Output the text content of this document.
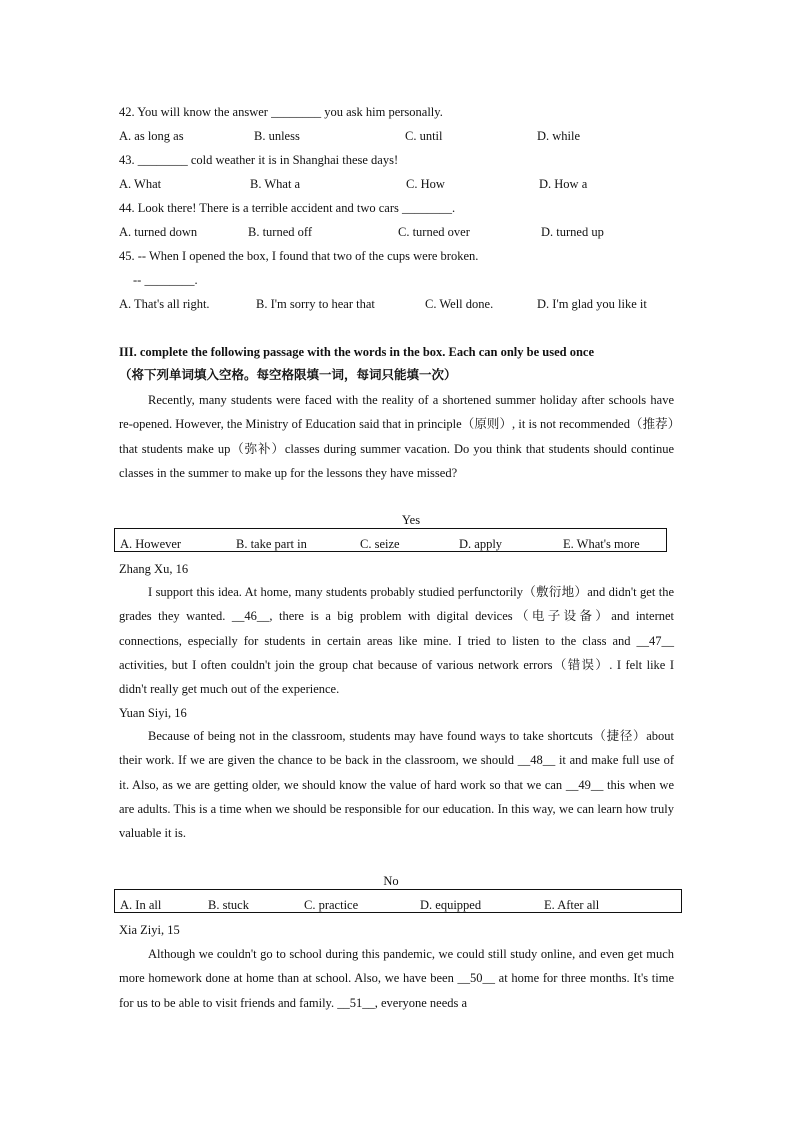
42. You will know the answer ________ you ask him personally.
A. as long as	B. unless	C. until	D. while
43. ________ cold weather it is in Shanghai these days!
A. What	B. What a	C. How	D. How a
44. Look there! There is a terrible accident and two cars ________.
A. turned down	B. turned off	C. turned over	D. turned up
45. -- When I opened the box, I found that two of the cups were broken.
-- ________.
A. That's all right.	B. I'm sorry to hear that	C. Well done.	D. I'm glad you like it
III. complete the following passage with the words in the box. Each can only be used once
（将下列单词填入空格。每空格限填一词，每词只能填一次）

Recently, many students were faced with the reality of a shortened summer holiday after schools have re-opened. However, the Ministry of Education said that in principle（原则）, it is not recommended（推荐）that students make up（弥补）classes during summer vacation. Do you think that students should continue classes in the summer to make up for the lessons they have missed?

Yes
A. However	B. take part in	C. seize	D. apply	E. What's more
Zhang Xu, 16

I support this idea. At home, many students probably studied perfunctorily（敷衍地）and didn't get the grades they wanted. __46__, there is a big problem with digital devices（电子设备）and internet connections, especially for students in certain areas like mine. I tried to listen to the class and __47__ activities, but I often couldn't join the group chat because of various network errors（错误）. I felt like I didn't really get much out of the experience.

Yuan Siyi, 16

Because of being not in the classroom, students may have found ways to take shortcuts（捷径）about their work. If we are given the chance to be back in the classroom, we should __48__ it and make full use of it. Also, as we are getting older, we should know the value of hard work so that we can __49__ this when we are adults. This is a time when we should be responsible for our education. In this way, we can learn how truly valuable it is.

No
A. In all	B. stuck	C. practice	D. equipped	E. After all
Xia Ziyi, 15

Although we couldn't go to school during this pandemic, we could still study online, and even get much more homework done at home than at school. Also, we have been __50__ at home for three months. It's time for us to be able to visit friends and family. __51__, everyone needs a
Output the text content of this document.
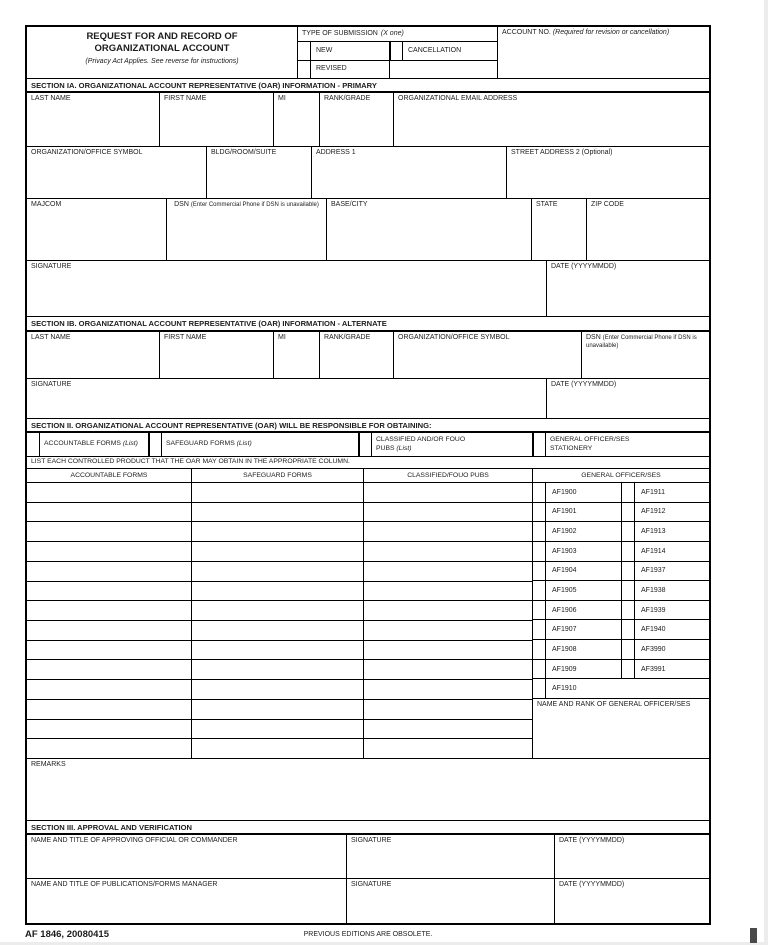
REQUEST FOR AND RECORD OF
ORGANIZATIONAL ACCOUNT
(Privacy Act Applies. See reverse for instructions)
TYPE OF SUBMISSION (X one)
NEW	CANCELLATION
REVISED
ACCOUNT NO. (Required for revision or cancellation)
SECTION IA. ORGANIZATIONAL ACCOUNT REPRESENTATIVE (OAR) INFORMATION - PRIMARY
LAST NAME	FIRST NAME	MI	RANK/GRADE	ORGANIZATIONAL EMAIL ADDRESS
ORGANIZATION/OFFICE SYMBOL	BLDG/ROOM/SUITE	ADDRESS 1	STREET ADDRESS 2 (Optional)
MAJCOM	DSN (Enter Commercial Phone if DSN is unavailable)	BASE/CITY	STATE	ZIP CODE
SIGNATURE	DATE (YYYYMMDD)
SECTION IB. ORGANIZATIONAL ACCOUNT REPRESENTATIVE (OAR) INFORMATION - ALTERNATE
LAST NAME	FIRST NAME	MI	RANK/GRADE	ORGANIZATION/OFFICE SYMBOL	DSN (Enter Commercial Phone if DSN is unavailable)
SIGNATURE	DATE (YYYYMMDD)
SECTION II. ORGANIZATIONAL ACCOUNT REPRESENTATIVE (OAR) WILL BE RESPONSIBLE FOR OBTAINING:
ACCOUNTABLE FORMS (List)	SAFEGUARD FORMS (List)
CLASSIFIED AND/OR FOUO PUBS (List)
GENERAL OFFICER/SES STATIONERY
LIST EACH CONTROLLED PRODUCT THAT THE OAR MAY OBTAIN IN THE APPROPRIATE COLUMN.
ACCOUNTABLE FORMS	SAFEGUARD FORMS	CLASSIFIED/FOUO PUBS	GENERAL OFFICER/SES
AF1900	AF1911
AF1901	AF1912
AF1902	AF1913
AF1903	AF1914
AF1904	AF1937
AF1905	AF1938
AF1906	AF1939
AF1907	AF1940
AF1908	AF3990
AF1909	AF3991
AF1910
NAME AND RANK OF GENERAL OFFICER/SES
REMARKS
SECTION III. APPROVAL AND VERIFICATION
NAME AND TITLE OF APPROVING OFFICIAL OR COMMANDER	SIGNATURE	DATE (YYYYMMDD)
NAME AND TITLE OF PUBLICATIONS/FORMS MANAGER	SIGNATURE	DATE (YYYYMMDD)
PREVIOUS EDITIONS ARE OBSOLETE.
AF 1846, 20080415
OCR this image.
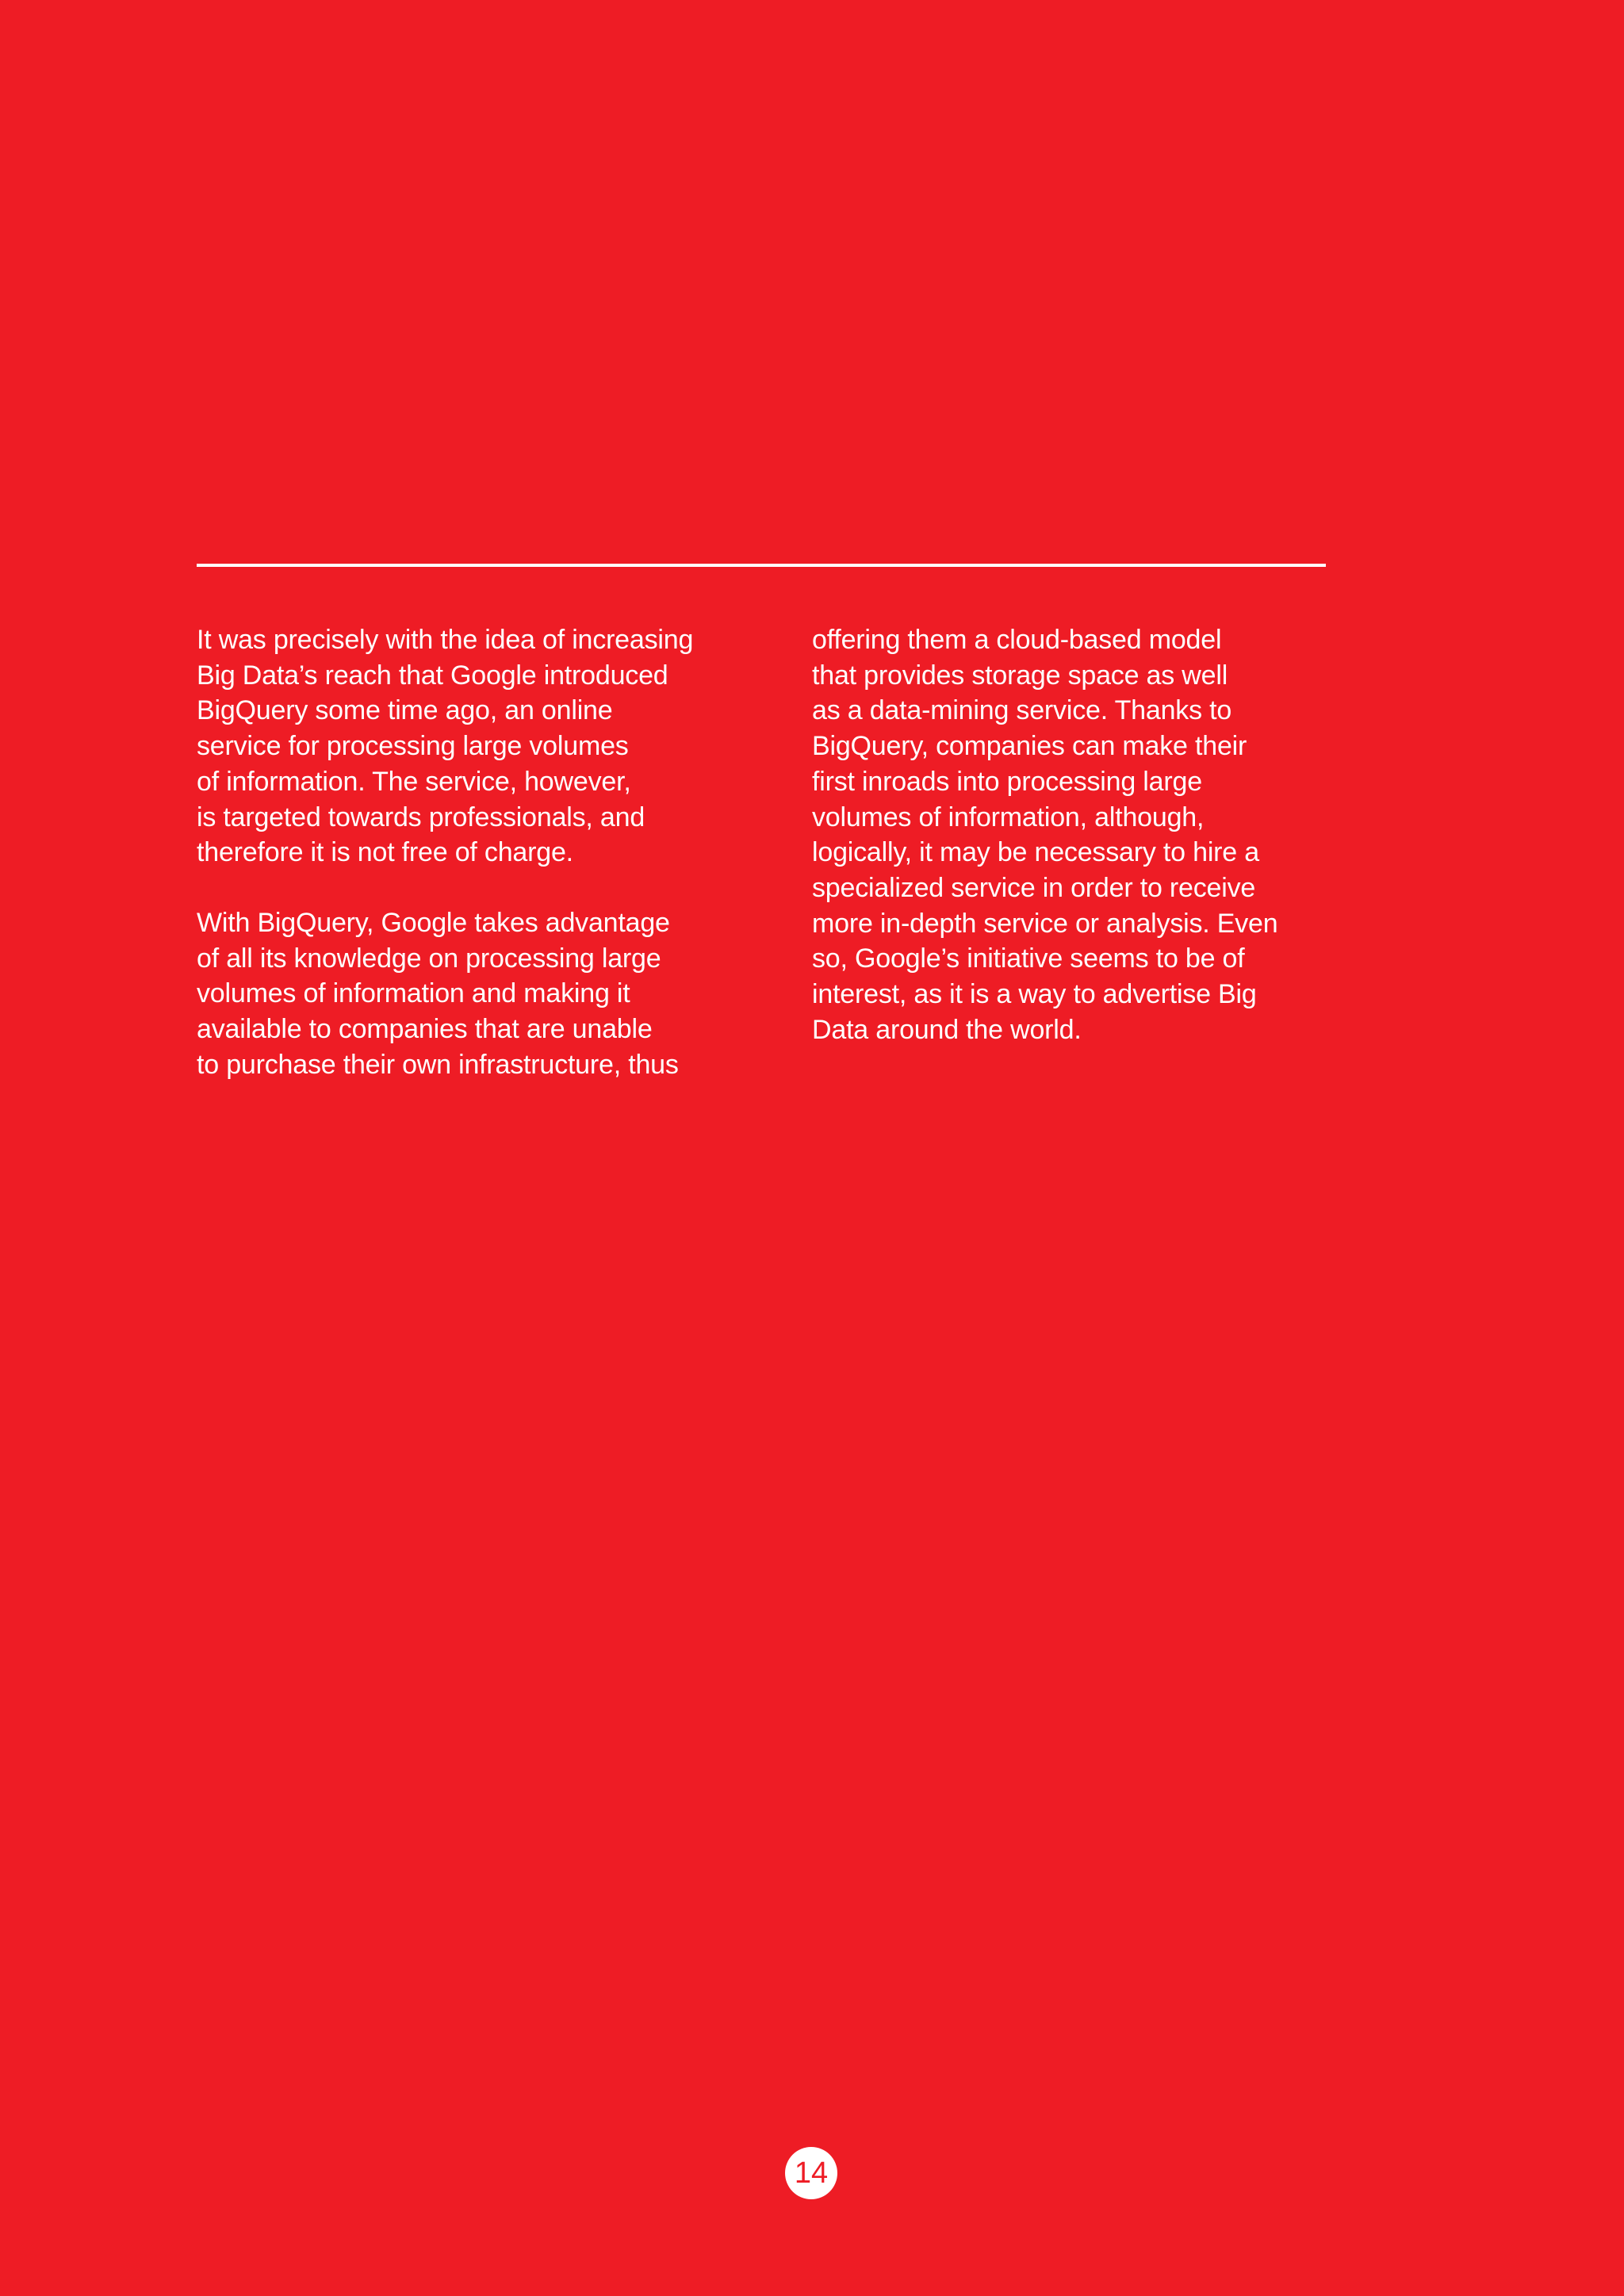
It was precisely with the idea of increasing
Big Data’s reach that Google introduced
BigQuery some time ago, an online
service for processing large volumes
of information. The service, however,
is targeted towards professionals, and
therefore it is not free of charge.

With BigQuery, Google takes advantage
of all its knowledge on processing large
volumes of information and making it
available to companies that are unable
to purchase their own infrastructure, thus

offering them a cloud-based model
that provides storage space as well
as a data-mining service. Thanks to
BigQuery, companies can make their
first inroads into processing large
volumes of information, although,
logically, it may be necessary to hire a
specialized service in order to receive
more in-depth service or analysis. Even
so, Google’s initiative seems to be of
interest, as it is a way to advertise Big
Data around the world.

14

━━━

→ WHAT THE TASK ASKS
In the records shown above, how many lines include the word "CLASSIFIED"? Answer with the number only.

→ TASK ANSWER
2